§ TASK DIRECTIONS:
Scan the data for "decade" and copy the lines it appears in.

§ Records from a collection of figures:
------------------------------------
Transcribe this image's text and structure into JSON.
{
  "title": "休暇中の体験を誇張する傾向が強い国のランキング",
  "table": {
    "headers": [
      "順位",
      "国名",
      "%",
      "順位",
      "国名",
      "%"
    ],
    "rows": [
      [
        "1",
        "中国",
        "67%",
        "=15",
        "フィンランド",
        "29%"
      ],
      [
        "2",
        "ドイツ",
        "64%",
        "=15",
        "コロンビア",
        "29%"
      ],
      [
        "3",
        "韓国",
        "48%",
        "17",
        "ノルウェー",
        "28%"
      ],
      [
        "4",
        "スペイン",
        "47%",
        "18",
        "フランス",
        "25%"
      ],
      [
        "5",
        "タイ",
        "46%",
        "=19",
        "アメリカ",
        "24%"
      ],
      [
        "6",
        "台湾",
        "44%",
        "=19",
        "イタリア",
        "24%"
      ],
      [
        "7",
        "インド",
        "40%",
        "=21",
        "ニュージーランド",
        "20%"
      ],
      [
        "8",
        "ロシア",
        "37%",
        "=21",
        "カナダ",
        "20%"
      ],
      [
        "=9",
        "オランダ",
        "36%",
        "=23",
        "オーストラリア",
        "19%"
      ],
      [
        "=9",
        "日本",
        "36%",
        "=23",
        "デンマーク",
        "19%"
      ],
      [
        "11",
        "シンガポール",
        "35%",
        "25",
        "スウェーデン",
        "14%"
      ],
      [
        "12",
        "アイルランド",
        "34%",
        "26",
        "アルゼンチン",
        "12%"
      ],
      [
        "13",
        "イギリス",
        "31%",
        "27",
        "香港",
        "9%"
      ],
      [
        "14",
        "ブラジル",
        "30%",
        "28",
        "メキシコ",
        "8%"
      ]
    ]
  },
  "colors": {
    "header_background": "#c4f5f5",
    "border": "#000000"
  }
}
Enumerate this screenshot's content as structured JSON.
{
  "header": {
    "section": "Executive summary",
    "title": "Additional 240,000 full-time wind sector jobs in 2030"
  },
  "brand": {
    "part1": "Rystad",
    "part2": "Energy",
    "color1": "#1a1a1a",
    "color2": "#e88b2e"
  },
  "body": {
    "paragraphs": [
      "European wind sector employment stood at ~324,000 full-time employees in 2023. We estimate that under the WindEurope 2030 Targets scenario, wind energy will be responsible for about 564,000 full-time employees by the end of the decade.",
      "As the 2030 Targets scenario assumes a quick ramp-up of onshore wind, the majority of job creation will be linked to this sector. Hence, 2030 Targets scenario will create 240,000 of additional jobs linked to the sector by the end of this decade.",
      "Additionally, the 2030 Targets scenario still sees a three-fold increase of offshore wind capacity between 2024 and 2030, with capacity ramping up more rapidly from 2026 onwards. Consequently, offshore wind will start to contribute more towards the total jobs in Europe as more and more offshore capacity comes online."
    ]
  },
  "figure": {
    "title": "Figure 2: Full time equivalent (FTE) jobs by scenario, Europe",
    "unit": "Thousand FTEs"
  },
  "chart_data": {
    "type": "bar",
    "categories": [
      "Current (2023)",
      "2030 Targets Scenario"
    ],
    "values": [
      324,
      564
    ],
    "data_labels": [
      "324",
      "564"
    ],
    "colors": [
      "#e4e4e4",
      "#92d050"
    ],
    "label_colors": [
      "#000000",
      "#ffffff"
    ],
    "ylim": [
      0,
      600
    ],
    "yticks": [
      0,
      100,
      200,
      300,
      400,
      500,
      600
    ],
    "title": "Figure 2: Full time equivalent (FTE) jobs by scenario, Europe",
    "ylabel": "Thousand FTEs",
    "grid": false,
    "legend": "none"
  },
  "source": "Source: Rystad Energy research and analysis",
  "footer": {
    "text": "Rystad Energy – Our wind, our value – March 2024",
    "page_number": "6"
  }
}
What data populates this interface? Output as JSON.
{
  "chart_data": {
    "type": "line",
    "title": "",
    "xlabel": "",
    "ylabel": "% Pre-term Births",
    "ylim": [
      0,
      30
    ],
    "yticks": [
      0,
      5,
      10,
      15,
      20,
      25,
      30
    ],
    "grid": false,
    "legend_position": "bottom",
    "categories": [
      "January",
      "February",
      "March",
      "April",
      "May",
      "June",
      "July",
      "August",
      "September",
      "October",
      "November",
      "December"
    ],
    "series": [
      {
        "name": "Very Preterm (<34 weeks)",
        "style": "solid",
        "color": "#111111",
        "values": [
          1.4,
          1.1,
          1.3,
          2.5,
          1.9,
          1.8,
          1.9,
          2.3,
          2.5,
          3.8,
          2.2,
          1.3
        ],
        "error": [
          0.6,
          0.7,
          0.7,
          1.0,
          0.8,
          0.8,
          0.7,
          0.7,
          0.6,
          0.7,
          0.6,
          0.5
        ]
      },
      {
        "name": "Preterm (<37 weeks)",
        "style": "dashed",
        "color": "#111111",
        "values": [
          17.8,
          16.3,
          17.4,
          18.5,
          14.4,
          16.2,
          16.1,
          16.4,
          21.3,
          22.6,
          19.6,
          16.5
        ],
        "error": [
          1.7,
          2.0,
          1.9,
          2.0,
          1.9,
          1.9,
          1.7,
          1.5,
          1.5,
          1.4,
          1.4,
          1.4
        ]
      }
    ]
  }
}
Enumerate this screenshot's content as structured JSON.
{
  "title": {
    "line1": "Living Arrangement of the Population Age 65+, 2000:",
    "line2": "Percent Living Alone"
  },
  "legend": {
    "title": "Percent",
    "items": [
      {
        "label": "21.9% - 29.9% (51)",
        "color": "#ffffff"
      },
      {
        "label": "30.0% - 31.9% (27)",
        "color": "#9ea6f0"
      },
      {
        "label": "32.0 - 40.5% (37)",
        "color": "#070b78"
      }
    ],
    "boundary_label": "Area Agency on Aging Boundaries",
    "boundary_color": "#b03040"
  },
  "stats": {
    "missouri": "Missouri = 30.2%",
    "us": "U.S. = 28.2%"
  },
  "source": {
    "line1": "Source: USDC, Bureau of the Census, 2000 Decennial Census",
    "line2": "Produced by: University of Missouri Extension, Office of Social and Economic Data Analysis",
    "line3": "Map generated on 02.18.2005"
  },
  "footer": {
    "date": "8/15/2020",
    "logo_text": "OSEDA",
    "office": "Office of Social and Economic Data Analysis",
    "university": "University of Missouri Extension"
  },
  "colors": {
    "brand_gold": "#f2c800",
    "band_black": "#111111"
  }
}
------------------------------------
§ EXERCISE SOLUTION:
      "European wind sector employment stood at ~324,000 full-time employees in 2023. We estimate that under the WindEurope 2030 Targets scenario, wind energy will be responsible for about 564,000 full-time employees by the end of the decade.",
      "As the 2030 Targets scenario assumes a quick ramp-up of onshore wind, the majority of job creation will be linked to this sector. Hence, 2030 Targets scenario will create 240,000 of additional jobs linked to the sector by the end of this decade.",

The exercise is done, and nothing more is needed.